→ Task objective:
Make an exact copy of the entries below with the pictures removed.
= = = =
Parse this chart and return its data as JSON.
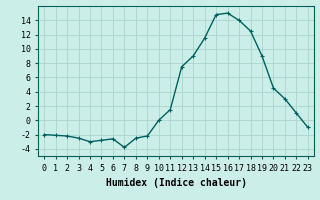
{
  "x_data": [
    0,
    1,
    2,
    3,
    4,
    5,
    6,
    7,
    8,
    9,
    10,
    11,
    12,
    13,
    14,
    15,
    16,
    17,
    18,
    19,
    20,
    21,
    22,
    23
  ],
  "y_data": [
    -2.0,
    -2.1,
    -2.2,
    -2.5,
    -3.0,
    -2.8,
    -2.6,
    -3.8,
    -2.5,
    -2.2,
    0.0,
    1.5,
    7.5,
    9.0,
    11.5,
    14.8,
    15.0,
    14.0,
    12.5,
    9.0,
    4.5,
    3.0,
    1.0,
    -1.0
  ],
  "line_color": "#006060",
  "marker": "+",
  "markersize": 3,
  "background_color": "#cceee8",
  "grid_color": "#aad4ce",
  "xlabel": "Humidex (Indice chaleur)",
  "xlim": [
    -0.5,
    23.5
  ],
  "ylim": [
    -5,
    16
  ],
  "yticks": [
    -4,
    -2,
    0,
    2,
    4,
    6,
    8,
    10,
    12,
    14
  ],
  "xticks": [
    0,
    1,
    2,
    3,
    4,
    5,
    6,
    7,
    8,
    9,
    10,
    11,
    12,
    13,
    14,
    15,
    16,
    17,
    18,
    19,
    20,
    21,
    22,
    23
  ],
  "tick_fontsize": 6,
  "xlabel_fontsize": 7,
  "linewidth": 1.0
}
= = = =
→ Solution below:
Parse this chart and return its data as JSON.
{
  "x_data": [
    0,
    1,
    2,
    3,
    4,
    5,
    6,
    7,
    8,
    9,
    10,
    11,
    12,
    13,
    14,
    15,
    16,
    17,
    18,
    19,
    20,
    21,
    22,
    23
  ],
  "y_data": [
    -2.0,
    -2.1,
    -2.2,
    -2.5,
    -3.0,
    -2.8,
    -2.6,
    -3.8,
    -2.5,
    -2.2,
    0.0,
    1.5,
    7.5,
    9.0,
    11.5,
    14.8,
    15.0,
    14.0,
    12.5,
    9.0,
    4.5,
    3.0,
    1.0,
    -1.0
  ],
  "line_color": "#006060",
  "marker": "+",
  "markersize": 3,
  "background_color": "#cceee8",
  "grid_color": "#aad4ce",
  "xlabel": "Humidex (Indice chaleur)",
  "xlim": [
    -0.5,
    23.5
  ],
  "ylim": [
    -5,
    16
  ],
  "yticks": [
    -4,
    -2,
    0,
    2,
    4,
    6,
    8,
    10,
    12,
    14
  ],
  "xticks": [
    0,
    1,
    2,
    3,
    4,
    5,
    6,
    7,
    8,
    9,
    10,
    11,
    12,
    13,
    14,
    15,
    16,
    17,
    18,
    19,
    20,
    21,
    22,
    23
  ],
  "tick_fontsize": 6,
  "xlabel_fontsize": 7,
  "linewidth": 1.0
}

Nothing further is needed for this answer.